• _REQUIRED WORK_:
Wherever the word "المنتدى" appears in a line, extract that line.

[Stored data entries]
========
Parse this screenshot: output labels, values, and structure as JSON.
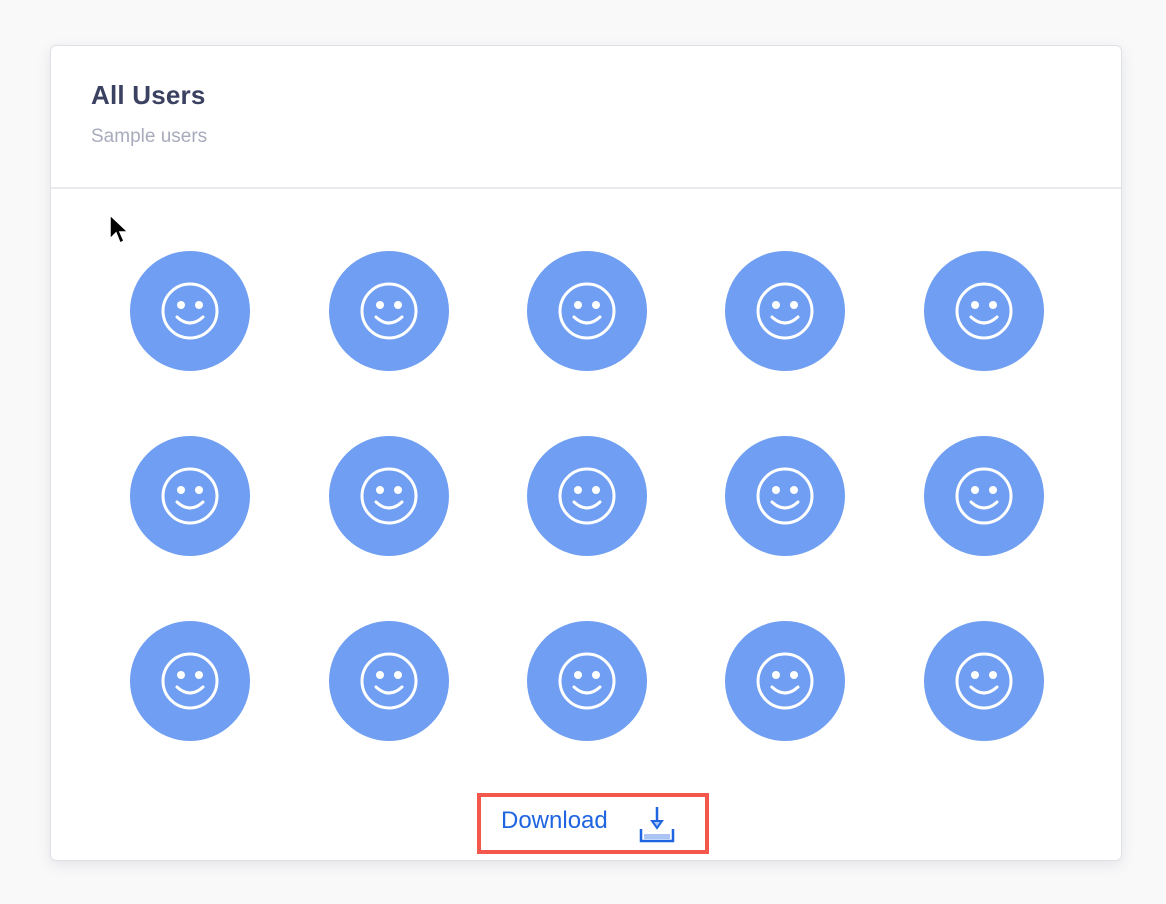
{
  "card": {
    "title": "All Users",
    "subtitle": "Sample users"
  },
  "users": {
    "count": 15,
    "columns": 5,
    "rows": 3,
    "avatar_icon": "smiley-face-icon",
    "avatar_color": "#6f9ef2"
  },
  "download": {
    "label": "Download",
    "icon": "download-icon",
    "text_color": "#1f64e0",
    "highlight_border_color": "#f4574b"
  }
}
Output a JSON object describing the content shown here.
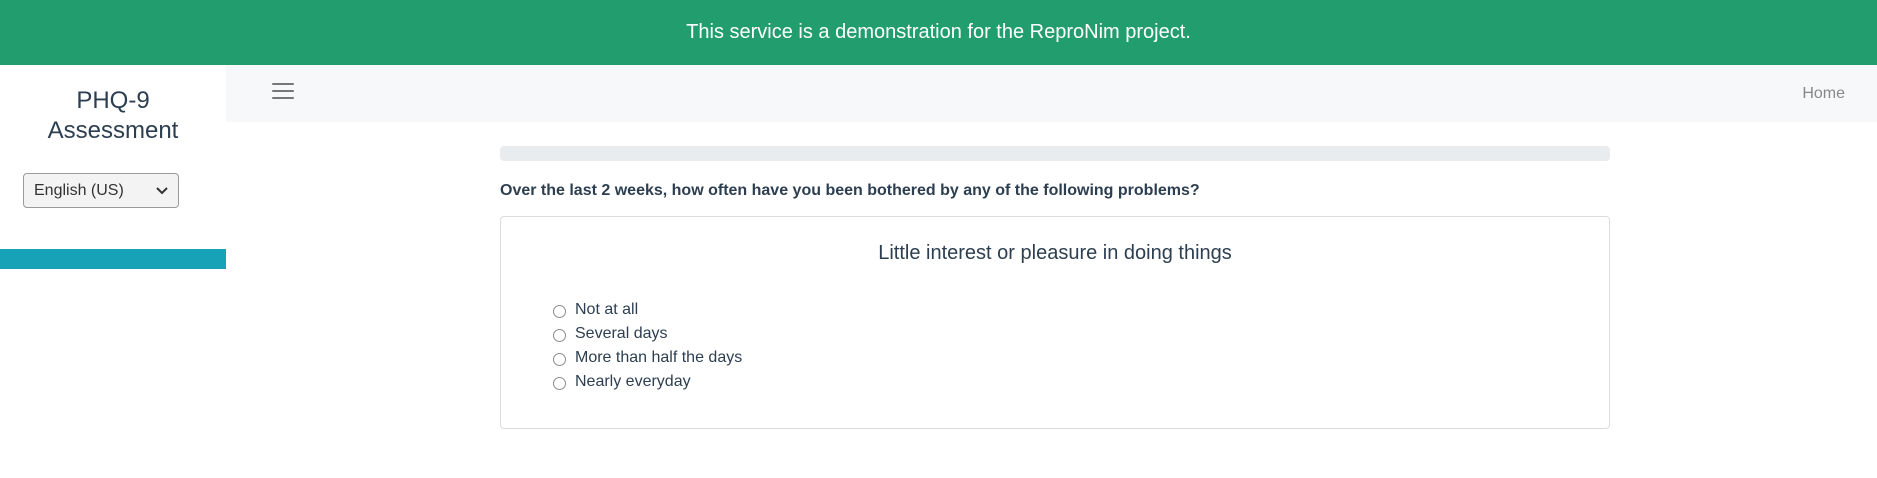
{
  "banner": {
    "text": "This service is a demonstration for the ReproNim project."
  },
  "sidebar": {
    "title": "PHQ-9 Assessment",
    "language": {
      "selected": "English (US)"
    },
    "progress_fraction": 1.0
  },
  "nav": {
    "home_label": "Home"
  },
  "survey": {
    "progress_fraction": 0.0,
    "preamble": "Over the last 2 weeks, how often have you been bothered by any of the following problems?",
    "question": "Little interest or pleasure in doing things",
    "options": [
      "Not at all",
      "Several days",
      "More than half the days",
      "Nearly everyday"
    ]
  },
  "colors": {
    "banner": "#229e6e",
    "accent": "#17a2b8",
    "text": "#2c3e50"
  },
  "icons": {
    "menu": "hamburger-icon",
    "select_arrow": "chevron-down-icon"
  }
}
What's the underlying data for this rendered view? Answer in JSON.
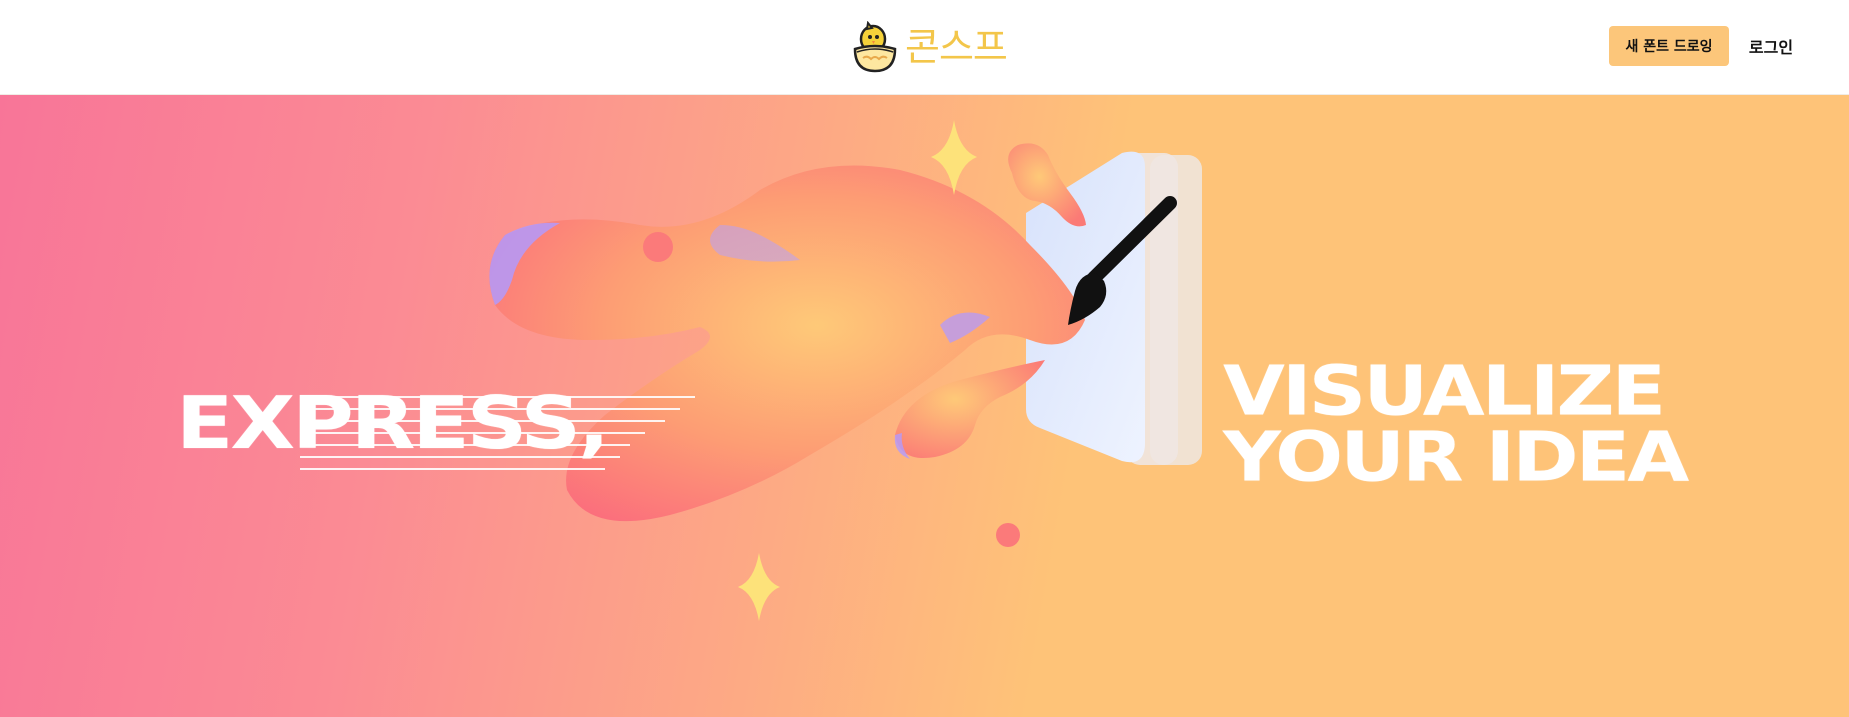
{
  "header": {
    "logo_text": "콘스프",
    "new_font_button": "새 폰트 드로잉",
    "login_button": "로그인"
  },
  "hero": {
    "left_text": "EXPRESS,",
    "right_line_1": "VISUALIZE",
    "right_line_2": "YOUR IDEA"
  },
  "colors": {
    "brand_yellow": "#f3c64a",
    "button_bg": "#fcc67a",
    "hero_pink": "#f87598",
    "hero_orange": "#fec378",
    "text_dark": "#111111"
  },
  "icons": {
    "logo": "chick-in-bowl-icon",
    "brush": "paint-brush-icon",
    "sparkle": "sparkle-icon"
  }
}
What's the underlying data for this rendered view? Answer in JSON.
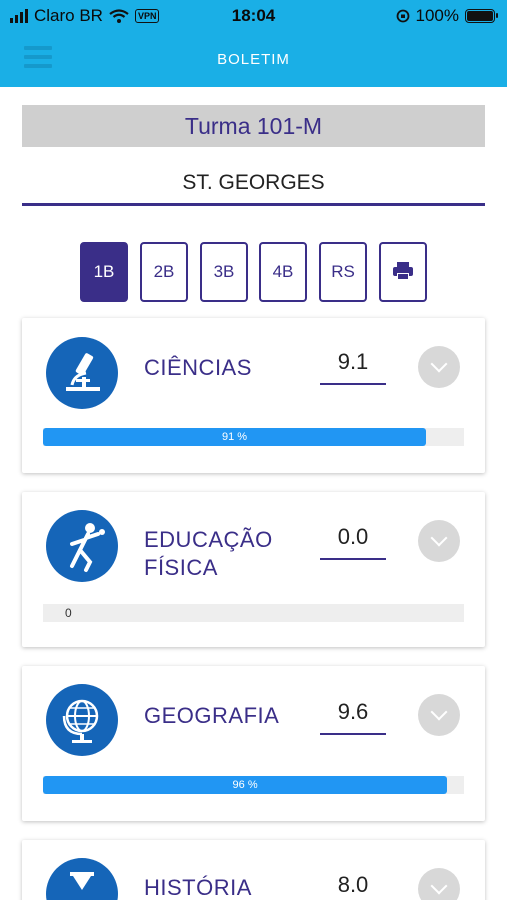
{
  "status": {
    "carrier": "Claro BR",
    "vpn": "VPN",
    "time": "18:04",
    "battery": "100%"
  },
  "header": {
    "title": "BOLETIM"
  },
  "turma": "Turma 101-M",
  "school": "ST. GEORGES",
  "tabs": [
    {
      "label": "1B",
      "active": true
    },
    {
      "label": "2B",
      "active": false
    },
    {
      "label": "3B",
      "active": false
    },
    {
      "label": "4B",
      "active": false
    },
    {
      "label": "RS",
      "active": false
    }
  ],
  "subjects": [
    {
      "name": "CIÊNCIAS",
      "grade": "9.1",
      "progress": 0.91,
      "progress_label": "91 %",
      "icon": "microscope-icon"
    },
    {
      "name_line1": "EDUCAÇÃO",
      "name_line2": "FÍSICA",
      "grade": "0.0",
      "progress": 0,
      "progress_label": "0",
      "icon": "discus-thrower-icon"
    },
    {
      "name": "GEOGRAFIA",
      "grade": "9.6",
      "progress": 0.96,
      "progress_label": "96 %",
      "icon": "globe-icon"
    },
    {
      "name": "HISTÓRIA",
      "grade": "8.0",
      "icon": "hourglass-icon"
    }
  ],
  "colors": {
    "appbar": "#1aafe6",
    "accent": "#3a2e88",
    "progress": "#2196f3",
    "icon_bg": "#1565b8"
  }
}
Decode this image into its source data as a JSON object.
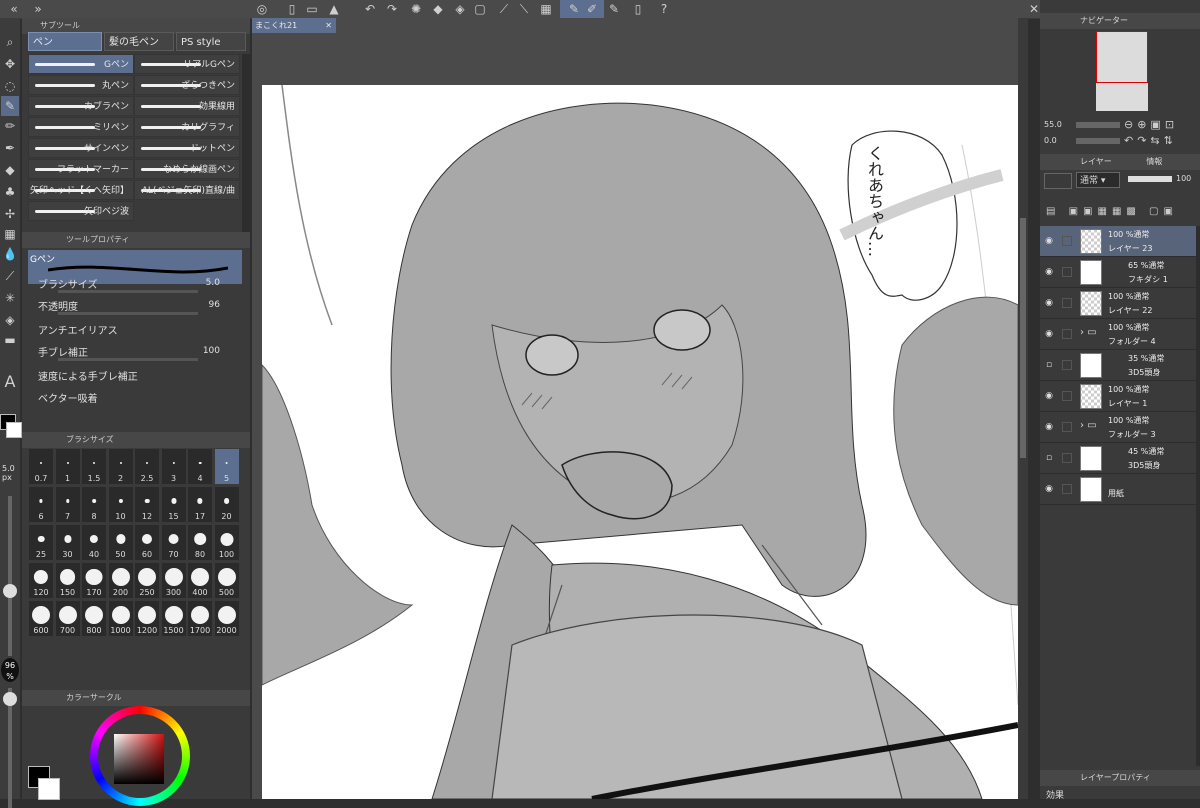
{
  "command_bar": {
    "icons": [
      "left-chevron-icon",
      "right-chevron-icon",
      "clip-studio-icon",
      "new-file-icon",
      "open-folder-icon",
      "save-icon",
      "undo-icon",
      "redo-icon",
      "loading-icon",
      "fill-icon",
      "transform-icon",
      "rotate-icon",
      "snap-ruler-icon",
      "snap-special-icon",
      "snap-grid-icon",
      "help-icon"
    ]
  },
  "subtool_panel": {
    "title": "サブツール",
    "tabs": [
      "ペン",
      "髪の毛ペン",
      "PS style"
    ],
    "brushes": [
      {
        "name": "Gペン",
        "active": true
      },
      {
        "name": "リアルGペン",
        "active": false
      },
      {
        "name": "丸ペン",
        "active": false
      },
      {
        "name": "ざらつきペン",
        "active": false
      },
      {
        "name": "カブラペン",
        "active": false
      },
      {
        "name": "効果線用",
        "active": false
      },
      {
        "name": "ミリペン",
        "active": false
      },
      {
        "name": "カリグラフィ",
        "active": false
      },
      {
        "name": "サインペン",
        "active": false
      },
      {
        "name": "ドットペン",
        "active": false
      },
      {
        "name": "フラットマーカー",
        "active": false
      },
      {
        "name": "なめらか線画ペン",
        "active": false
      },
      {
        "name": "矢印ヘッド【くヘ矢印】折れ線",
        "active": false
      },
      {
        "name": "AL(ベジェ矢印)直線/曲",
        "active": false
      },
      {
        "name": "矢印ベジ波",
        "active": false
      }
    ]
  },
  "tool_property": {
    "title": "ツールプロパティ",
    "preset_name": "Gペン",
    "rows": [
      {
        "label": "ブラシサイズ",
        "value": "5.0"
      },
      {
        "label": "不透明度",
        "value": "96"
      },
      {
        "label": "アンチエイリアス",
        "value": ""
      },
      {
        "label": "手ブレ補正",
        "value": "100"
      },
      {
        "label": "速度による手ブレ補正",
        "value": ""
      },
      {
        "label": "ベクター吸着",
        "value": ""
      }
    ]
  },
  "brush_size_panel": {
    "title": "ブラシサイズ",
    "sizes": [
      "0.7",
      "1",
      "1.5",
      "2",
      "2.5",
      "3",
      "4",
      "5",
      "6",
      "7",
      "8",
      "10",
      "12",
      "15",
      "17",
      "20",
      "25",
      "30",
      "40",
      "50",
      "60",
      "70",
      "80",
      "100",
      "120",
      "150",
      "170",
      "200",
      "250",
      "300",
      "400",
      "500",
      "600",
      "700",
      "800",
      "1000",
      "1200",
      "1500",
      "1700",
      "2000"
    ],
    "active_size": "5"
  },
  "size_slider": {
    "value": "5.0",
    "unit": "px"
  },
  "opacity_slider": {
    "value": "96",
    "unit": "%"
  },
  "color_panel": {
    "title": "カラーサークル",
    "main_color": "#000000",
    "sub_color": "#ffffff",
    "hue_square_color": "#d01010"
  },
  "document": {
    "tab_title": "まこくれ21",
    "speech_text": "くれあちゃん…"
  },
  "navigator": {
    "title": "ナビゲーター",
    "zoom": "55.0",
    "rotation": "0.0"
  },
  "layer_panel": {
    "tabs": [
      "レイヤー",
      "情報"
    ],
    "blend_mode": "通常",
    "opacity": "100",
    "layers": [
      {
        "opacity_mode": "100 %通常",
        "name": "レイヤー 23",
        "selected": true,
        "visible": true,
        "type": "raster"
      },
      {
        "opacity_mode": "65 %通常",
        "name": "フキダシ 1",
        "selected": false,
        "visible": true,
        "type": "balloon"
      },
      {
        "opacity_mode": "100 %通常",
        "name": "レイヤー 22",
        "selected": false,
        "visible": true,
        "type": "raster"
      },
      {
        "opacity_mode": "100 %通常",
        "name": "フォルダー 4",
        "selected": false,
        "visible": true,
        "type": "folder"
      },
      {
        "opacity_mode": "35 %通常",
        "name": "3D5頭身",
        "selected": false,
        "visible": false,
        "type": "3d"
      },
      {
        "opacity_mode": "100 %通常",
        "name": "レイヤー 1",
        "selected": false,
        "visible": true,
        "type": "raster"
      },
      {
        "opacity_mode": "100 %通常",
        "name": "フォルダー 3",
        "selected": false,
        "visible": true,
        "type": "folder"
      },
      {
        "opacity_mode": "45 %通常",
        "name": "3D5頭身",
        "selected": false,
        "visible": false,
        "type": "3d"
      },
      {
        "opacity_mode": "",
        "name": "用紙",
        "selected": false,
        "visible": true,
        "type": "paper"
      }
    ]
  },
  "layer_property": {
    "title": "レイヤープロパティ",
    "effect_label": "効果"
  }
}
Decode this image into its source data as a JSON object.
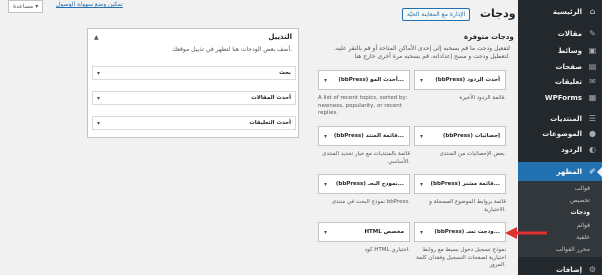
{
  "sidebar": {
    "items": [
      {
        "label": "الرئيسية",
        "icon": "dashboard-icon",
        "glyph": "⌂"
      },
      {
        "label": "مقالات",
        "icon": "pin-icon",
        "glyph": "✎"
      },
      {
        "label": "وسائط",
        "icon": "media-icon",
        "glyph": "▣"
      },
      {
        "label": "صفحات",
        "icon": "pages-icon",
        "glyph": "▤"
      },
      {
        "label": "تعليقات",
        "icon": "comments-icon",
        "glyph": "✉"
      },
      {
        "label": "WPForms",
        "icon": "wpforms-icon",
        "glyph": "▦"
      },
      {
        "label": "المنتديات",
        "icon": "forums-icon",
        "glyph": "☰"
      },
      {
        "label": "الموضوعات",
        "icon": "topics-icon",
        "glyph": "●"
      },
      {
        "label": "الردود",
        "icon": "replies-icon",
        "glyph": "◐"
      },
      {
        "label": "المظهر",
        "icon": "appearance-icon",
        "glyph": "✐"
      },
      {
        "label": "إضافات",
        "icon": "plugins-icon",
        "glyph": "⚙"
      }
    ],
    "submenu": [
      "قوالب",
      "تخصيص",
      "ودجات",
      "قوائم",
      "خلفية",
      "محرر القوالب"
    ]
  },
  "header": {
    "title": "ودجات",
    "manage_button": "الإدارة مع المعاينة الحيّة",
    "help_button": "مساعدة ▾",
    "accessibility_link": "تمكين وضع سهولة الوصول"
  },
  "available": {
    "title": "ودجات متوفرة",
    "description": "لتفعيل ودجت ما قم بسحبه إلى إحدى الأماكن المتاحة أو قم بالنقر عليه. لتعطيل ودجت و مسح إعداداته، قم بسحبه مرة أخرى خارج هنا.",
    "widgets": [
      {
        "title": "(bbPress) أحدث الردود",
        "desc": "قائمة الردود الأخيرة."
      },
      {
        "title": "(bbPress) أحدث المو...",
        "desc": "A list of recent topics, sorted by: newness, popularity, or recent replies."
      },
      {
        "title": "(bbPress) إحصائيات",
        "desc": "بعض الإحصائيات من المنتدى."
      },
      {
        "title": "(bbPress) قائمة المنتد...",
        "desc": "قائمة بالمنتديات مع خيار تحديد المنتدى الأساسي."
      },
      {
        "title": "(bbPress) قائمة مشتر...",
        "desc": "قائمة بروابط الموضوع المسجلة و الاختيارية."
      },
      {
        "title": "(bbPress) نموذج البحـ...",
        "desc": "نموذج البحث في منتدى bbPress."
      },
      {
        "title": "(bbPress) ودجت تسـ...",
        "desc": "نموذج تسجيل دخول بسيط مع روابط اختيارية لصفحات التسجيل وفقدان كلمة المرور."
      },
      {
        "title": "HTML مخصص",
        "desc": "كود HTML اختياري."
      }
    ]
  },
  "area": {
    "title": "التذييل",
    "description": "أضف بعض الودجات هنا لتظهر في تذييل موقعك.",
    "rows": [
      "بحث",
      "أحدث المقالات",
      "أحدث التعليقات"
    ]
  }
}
========
• _RESULT OF THIS EXERCISE_:
        "desc": "بعض الإحصائيات من المنتدى."
        "desc": "قائمة بالمنتديات مع خيار تحديد المنتدى الأساسي."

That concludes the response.